>> START

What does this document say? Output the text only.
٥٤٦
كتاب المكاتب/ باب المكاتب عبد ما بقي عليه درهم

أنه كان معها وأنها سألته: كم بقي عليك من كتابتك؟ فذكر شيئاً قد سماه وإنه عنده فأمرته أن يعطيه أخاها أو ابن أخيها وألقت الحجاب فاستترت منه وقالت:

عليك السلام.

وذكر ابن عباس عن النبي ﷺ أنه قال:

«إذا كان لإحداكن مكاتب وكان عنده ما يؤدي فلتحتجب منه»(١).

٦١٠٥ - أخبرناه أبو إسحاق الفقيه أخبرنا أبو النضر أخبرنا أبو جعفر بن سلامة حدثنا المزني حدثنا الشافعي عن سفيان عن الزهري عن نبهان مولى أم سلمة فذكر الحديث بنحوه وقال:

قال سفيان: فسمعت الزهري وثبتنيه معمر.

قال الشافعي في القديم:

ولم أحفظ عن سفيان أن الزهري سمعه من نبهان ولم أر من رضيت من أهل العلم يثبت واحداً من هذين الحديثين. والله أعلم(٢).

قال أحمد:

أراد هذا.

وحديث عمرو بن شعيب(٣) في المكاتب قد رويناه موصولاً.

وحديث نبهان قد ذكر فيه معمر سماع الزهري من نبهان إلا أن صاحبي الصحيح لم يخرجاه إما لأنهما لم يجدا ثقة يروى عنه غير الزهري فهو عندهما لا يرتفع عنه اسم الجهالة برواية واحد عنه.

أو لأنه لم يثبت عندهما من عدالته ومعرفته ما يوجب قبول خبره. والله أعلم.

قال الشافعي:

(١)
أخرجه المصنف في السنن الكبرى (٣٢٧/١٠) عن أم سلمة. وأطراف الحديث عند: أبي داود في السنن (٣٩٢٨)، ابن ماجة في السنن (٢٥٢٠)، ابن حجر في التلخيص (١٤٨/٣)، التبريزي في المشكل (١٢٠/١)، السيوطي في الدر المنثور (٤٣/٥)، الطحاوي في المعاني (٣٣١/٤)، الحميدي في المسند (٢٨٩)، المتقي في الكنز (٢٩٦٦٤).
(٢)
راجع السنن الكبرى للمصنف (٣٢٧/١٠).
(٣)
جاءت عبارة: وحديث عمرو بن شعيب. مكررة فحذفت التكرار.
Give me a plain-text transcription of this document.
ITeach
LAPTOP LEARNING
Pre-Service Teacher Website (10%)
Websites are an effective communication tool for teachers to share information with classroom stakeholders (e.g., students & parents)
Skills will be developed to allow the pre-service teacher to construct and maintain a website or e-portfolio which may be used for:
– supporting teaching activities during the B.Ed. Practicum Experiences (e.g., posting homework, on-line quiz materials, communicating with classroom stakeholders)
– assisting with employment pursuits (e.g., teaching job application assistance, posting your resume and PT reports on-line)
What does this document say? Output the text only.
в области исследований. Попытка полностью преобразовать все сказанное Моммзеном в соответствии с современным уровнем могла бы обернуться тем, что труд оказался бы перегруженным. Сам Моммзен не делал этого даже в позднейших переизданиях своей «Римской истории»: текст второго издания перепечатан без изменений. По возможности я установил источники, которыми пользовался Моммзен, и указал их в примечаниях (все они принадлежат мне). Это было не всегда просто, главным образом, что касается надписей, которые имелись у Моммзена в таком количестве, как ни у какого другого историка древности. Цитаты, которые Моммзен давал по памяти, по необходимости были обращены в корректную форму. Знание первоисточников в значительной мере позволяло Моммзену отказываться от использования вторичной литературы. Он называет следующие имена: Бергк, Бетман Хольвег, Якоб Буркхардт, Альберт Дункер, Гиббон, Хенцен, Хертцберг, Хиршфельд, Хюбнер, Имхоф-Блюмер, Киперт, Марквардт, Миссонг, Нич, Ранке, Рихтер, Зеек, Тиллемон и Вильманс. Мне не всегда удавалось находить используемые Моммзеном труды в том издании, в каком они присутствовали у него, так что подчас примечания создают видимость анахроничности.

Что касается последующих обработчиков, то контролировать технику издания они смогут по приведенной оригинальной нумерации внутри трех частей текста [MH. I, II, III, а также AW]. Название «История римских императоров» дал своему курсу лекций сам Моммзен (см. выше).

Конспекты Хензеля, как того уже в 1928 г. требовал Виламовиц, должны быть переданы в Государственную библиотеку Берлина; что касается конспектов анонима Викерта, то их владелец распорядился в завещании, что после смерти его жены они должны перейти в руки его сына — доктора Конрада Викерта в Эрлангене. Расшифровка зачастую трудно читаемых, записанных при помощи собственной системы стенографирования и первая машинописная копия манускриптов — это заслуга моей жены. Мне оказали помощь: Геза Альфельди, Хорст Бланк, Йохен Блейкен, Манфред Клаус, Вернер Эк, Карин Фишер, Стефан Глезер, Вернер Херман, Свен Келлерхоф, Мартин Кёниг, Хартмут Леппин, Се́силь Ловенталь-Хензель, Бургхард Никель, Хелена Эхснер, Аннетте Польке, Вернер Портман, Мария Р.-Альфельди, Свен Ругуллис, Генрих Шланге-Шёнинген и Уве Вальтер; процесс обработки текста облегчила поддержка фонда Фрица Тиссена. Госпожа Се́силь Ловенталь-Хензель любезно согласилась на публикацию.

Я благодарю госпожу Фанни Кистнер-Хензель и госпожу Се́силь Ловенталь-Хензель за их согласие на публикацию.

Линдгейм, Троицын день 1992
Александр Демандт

>> END

Given instruction
Read the entries and pick out all lines that include the word "أعلم".

Result of the task
ولم أحفظ عن سفيان أن الزهري سمعه من نبهان ولم أر من رضيت من أهل العلم يثبت واحداً من هذين الحديثين. والله أعلم(٢).
أو لأنه لم يثبت عندهما من عدالته ومعرفته ما يوجب قبول خبره. والله أعلم.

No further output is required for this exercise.